(Dataset records)
- - - - -
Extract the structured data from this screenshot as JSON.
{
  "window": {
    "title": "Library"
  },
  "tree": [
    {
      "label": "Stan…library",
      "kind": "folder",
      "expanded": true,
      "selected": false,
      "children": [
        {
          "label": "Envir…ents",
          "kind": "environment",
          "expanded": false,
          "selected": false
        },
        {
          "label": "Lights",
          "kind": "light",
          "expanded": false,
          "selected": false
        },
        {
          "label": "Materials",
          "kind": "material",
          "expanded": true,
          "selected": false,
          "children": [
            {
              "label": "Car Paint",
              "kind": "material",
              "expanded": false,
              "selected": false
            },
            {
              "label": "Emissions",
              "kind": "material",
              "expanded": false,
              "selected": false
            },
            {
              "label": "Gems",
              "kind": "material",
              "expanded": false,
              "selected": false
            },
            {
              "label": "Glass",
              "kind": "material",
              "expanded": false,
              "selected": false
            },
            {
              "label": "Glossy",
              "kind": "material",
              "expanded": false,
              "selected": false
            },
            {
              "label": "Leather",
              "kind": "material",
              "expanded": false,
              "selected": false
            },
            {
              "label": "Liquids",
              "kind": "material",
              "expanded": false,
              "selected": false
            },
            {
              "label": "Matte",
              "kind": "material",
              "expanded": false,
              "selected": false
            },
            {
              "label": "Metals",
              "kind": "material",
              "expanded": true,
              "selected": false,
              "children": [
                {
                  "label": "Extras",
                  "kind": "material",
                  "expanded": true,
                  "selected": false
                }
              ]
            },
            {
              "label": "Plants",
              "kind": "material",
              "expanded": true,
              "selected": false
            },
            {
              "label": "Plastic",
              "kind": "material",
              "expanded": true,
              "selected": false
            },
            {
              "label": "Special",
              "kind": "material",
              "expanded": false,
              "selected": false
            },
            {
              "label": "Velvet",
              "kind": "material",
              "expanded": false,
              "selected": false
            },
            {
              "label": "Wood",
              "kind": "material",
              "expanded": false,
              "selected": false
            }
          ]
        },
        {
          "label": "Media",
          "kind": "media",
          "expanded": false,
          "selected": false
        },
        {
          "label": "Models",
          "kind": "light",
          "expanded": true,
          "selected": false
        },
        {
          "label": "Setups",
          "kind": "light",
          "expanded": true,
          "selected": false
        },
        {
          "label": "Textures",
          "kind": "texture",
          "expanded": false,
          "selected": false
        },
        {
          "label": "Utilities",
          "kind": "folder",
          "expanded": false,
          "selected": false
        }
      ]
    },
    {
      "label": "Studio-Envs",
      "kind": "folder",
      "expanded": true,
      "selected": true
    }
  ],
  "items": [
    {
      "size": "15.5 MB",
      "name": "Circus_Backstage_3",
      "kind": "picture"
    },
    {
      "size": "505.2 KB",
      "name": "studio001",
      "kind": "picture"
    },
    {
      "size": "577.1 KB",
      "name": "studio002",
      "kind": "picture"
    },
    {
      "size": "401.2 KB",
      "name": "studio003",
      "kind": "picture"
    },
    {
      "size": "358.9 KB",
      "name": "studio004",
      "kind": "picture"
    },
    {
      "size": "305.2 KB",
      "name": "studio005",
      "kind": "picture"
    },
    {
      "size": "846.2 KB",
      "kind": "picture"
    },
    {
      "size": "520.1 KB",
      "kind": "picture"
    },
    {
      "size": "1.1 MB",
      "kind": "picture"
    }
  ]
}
- - - - -
Aim of the task →
Each record above must be given again exactly.

Task result →
Extract the structured data from this screenshot as JSON.
{
  "window": {
    "title": "Library"
  },
  "tree": [
    {
      "label": "Stan…library",
      "kind": "folder",
      "expanded": true,
      "selected": false,
      "children": [
        {
          "label": "Envir…ents",
          "kind": "environment",
          "expanded": false,
          "selected": false
        },
        {
          "label": "Lights",
          "kind": "light",
          "expanded": false,
          "selected": false
        },
        {
          "label": "Materials",
          "kind": "material",
          "expanded": true,
          "selected": false,
          "children": [
            {
              "label": "Car Paint",
              "kind": "material",
              "expanded": false,
              "selected": false
            },
            {
              "label": "Emissions",
              "kind": "material",
              "expanded": false,
              "selected": false
            },
            {
              "label": "Gems",
              "kind": "material",
              "expanded": false,
              "selected": false
            },
            {
              "label": "Glass",
              "kind": "material",
              "expanded": false,
              "selected": false
            },
            {
              "label": "Glossy",
              "kind": "material",
              "expanded": false,
              "selected": false
            },
            {
              "label": "Leather",
              "kind": "material",
              "expanded": false,
              "selected": false
            },
            {
              "label": "Liquids",
              "kind": "material",
              "expanded": false,
              "selected": false
            },
            {
              "label": "Matte",
              "kind": "material",
              "expanded": false,
              "selected": false
            },
            {
              "label": "Metals",
              "kind": "material",
              "expanded": true,
              "selected": false,
              "children": [
                {
                  "label": "Extras",
                  "kind": "material",
                  "expanded": true,
                  "selected": false
                }
              ]
            },
            {
              "label": "Plants",
              "kind": "material",
              "expanded": true,
              "selected": false
            },
            {
              "label": "Plastic",
              "kind": "material",
              "expanded": true,
              "selected": false
            },
            {
              "label": "Special",
              "kind": "material",
              "expanded": false,
              "selected": false
            },
            {
              "label": "Velvet",
              "kind": "material",
              "expanded": false,
              "selected": false
            },
            {
              "label": "Wood",
              "kind": "material",
              "expanded": false,
              "selected": false
            }
          ]
        },
        {
          "label": "Media",
          "kind": "media",
          "expanded": false,
          "selected": false
        },
        {
          "label": "Models",
          "kind": "light",
          "expanded": true,
          "selected": false
        },
        {
          "label": "Setups",
          "kind": "light",
          "expanded": true,
          "selected": false
        },
        {
          "label": "Textures",
          "kind": "texture",
          "expanded": false,
          "selected": false
        },
        {
          "label": "Utilities",
          "kind": "folder",
          "expanded": false,
          "selected": false
        }
      ]
    },
    {
      "label": "Studio-Envs",
      "kind": "folder",
      "expanded": true,
      "selected": true
    }
  ],
  "items": [
    {
      "size": "15.5 MB",
      "name": "Circus_Backstage_3",
      "kind": "picture"
    },
    {
      "size": "505.2 KB",
      "name": "studio001",
      "kind": "picture"
    },
    {
      "size": "577.1 KB",
      "name": "studio002",
      "kind": "picture"
    },
    {
      "size": "401.2 KB",
      "name": "studio003",
      "kind": "picture"
    },
    {
      "size": "358.9 KB",
      "name": "studio004",
      "kind": "picture"
    },
    {
      "size": "305.2 KB",
      "name": "studio005",
      "kind": "picture"
    },
    {
      "size": "846.2 KB",
      "kind": "picture"
    },
    {
      "size": "520.1 KB",
      "kind": "picture"
    },
    {
      "size": "1.1 MB",
      "kind": "picture"
    }
  ]
}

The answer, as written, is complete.